* **SELECTION**
## BEGIN
#1 Data Analytics Program in India
₹2,499₹1,499Enroll Now
Module 7
6 min read

Multiple Regression

Predict using multiple variables at once

What You'll Learn

  • Using multiple predictors
  • Interpreting coefficients
  • Adjusted R-squared
  • Multicollinearity problem

What is Multiple Regression?

Multiple Regression Equation

Simple regression: Price = 50000 + 100(Square Feet)

Multiple regression: Price = 30000 + 100(Sqft) + 5000(Bedrooms) - 500(Age)

Why? More accurate predictions!

Interpreting Coefficients

Example: Salary = 40000 + 3000(Experience) + 5000(Education)

Meaning:

  • Each year experience → +$3000 (holding education constant)
  • Each education level → +$5000 (holding experience constant)

Key phrase: "Holding other variables constant"

Adjusted R-Squared

Problem: Regular R² always increases when adding variables

Solution: Adjusted R² penalizes adding useless predictors

Use it to compare models:

  • Model A: 2 predictors, Adj R² = 0.75
  • Model B: 5 predictors, Adj R² = 0.72 → Model A is better!
## END
* **EXERCISES**
a) Please retype the multiple regression lesson from "Multiple regression: Price" to "(holding education constant)".
b) Summarize the multiple regression lesson in two sentences.

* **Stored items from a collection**
## BEGIN
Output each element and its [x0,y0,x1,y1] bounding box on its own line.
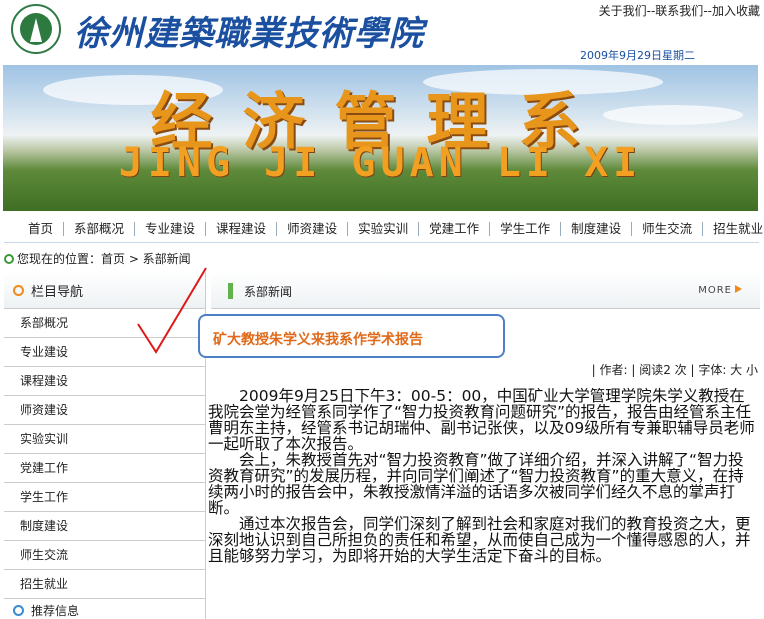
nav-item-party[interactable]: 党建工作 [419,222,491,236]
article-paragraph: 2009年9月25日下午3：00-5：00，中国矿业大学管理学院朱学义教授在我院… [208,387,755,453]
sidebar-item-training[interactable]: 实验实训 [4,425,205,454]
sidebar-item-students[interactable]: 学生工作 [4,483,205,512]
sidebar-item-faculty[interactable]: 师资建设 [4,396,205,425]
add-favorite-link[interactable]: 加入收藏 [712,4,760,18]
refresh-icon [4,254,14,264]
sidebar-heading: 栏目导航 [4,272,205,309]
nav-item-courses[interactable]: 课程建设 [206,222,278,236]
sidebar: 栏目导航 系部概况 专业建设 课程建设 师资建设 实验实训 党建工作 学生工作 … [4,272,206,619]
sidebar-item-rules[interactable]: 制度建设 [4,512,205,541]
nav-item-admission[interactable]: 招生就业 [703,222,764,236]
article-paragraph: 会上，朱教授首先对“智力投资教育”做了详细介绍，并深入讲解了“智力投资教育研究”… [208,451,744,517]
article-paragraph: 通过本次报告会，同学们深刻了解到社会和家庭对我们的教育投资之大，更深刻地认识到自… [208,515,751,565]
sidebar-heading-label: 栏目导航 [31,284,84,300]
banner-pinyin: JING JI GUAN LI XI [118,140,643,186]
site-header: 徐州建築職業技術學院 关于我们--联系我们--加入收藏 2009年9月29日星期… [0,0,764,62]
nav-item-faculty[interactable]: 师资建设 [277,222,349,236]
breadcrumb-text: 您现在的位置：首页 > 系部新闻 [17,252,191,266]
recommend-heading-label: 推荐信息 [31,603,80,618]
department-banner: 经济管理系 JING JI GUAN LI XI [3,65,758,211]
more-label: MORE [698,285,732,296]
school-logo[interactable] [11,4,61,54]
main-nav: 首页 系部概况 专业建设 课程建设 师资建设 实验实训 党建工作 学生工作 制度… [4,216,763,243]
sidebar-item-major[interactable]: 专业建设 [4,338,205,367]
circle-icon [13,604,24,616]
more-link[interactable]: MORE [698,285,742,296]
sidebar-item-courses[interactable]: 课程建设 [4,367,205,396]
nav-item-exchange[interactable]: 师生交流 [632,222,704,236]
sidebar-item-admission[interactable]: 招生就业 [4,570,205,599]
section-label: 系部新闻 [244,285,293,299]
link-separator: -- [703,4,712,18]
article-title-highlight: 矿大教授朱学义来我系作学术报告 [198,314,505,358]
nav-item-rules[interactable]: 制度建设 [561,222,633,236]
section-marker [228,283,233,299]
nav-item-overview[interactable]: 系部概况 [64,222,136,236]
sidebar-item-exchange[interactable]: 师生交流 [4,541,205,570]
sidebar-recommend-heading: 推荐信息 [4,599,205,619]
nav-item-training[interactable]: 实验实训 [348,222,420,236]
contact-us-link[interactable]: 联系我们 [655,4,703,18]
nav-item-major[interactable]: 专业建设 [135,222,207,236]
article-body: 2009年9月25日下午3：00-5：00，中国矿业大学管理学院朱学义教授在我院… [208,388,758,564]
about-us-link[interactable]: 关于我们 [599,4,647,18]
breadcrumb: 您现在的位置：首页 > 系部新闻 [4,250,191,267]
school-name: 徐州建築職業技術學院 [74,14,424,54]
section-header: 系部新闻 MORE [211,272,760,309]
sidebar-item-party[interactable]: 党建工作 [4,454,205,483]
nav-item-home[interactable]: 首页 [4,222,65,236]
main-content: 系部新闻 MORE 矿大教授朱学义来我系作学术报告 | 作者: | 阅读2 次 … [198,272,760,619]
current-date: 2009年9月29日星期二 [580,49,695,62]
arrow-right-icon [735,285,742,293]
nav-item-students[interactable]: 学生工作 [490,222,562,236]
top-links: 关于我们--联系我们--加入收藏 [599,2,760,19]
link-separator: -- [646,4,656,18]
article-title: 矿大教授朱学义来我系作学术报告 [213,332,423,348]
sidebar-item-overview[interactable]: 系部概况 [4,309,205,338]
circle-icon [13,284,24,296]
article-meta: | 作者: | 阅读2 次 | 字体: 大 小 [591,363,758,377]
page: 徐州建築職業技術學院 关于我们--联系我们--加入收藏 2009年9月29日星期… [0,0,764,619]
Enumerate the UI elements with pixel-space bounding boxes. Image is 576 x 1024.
## END
* **OUTPUTS**
a)
Multiple regression: Price = 30000 + 100(Sqft) + 5000(Bedrooms) - 500(Age)

Why? More accurate predictions!

Interpreting Coefficients

Example: Salary = 40000 + 3000(Experience) + 5000(Education)

Meaning:

  • Each year experience → +$3000 (holding education constant)

b) Multiple regression predicts using several variables at once, such as estimating price from square feet, bedrooms, and age, which gives more accurate predictions than simple regression. Each coefficient is read as the effect of one predictor while holding the other variables constant, and adjusted R-squared, unlike regular R-squared, penalizes useless predictors, which makes it suited to comparing models.